- _Stated exercise_
Check each line of the records below and collect those that include the word "linear".

- _Available data_
══════════
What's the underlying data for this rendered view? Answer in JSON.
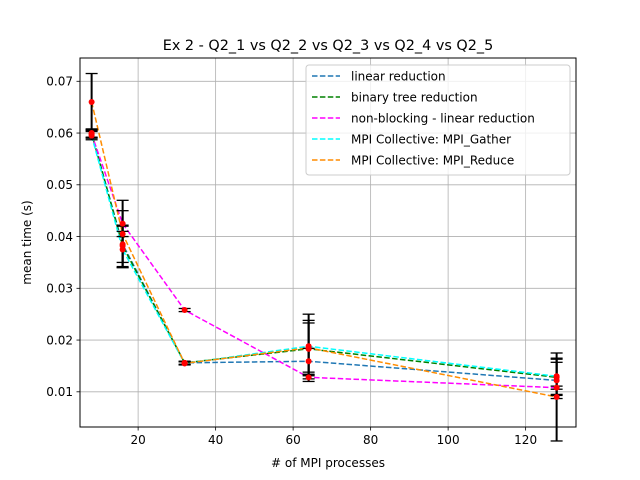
{
  "chart_data": {
    "type": "line",
    "title": "Ex 2 - Q2_1 vs Q2_2 vs Q2_3 vs Q2_4 vs Q2_5",
    "xlabel": "# of MPI processes",
    "ylabel": "mean time (s)",
    "xlim": [
      5,
      133
    ],
    "ylim": [
      0.0032,
      0.0745
    ],
    "xticks": [
      20,
      40,
      60,
      80,
      100,
      120
    ],
    "yticks": [
      0.01,
      0.02,
      0.03,
      0.04,
      0.05,
      0.06,
      0.07
    ],
    "xtick_labels": [
      "20",
      "40",
      "60",
      "80",
      "100",
      "120"
    ],
    "ytick_labels": [
      "0.01",
      "0.02",
      "0.03",
      "0.04",
      "0.05",
      "0.06",
      "0.07"
    ],
    "grid": true,
    "legend_position": "top-right",
    "line_style": "dashed",
    "marker_color": "#ff0000",
    "errorbar_color": "#000000",
    "x": [
      8,
      16,
      32,
      64,
      128
    ],
    "series": [
      {
        "name": "linear reduction",
        "color": "#1f77b4",
        "values": [
          0.0599,
          0.0385,
          0.0156,
          0.0159,
          0.0122
        ],
        "errors": [
          0.0008,
          0.0035,
          0.0003,
          0.0025,
          0.0035
        ]
      },
      {
        "name": "binary tree reduction",
        "color": "#008000",
        "values": [
          0.06,
          0.0382,
          0.0156,
          0.0183,
          0.0128
        ],
        "errors": [
          0.0008,
          0.004,
          0.0003,
          0.005,
          0.0035
        ]
      },
      {
        "name": "non-blocking - linear reduction",
        "color": "#ff00ff",
        "values": [
          0.0598,
          0.0425,
          0.0258,
          0.0128,
          0.0108
        ],
        "errors": [
          0.0008,
          0.0025,
          0.0003,
          0.0003,
          0.0003
        ]
      },
      {
        "name": "MPI Collective: MPI_Gather",
        "color": "#00ffff",
        "values": [
          0.0595,
          0.0375,
          0.0155,
          0.0188,
          0.013
        ],
        "errors": [
          0.0008,
          0.0035,
          0.0003,
          0.005,
          0.0035
        ]
      },
      {
        "name": "MPI Collective: MPI_Reduce",
        "color": "#ff8c00",
        "values": [
          0.066,
          0.0405,
          0.0155,
          0.0185,
          0.009
        ],
        "errors": [
          0.0055,
          0.0065,
          0.0003,
          0.0065,
          0.0085
        ]
      }
    ]
  }
}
══════════
- _Reply to the exercise_
        "name": "linear reduction",
        "name": "non-blocking - linear reduction",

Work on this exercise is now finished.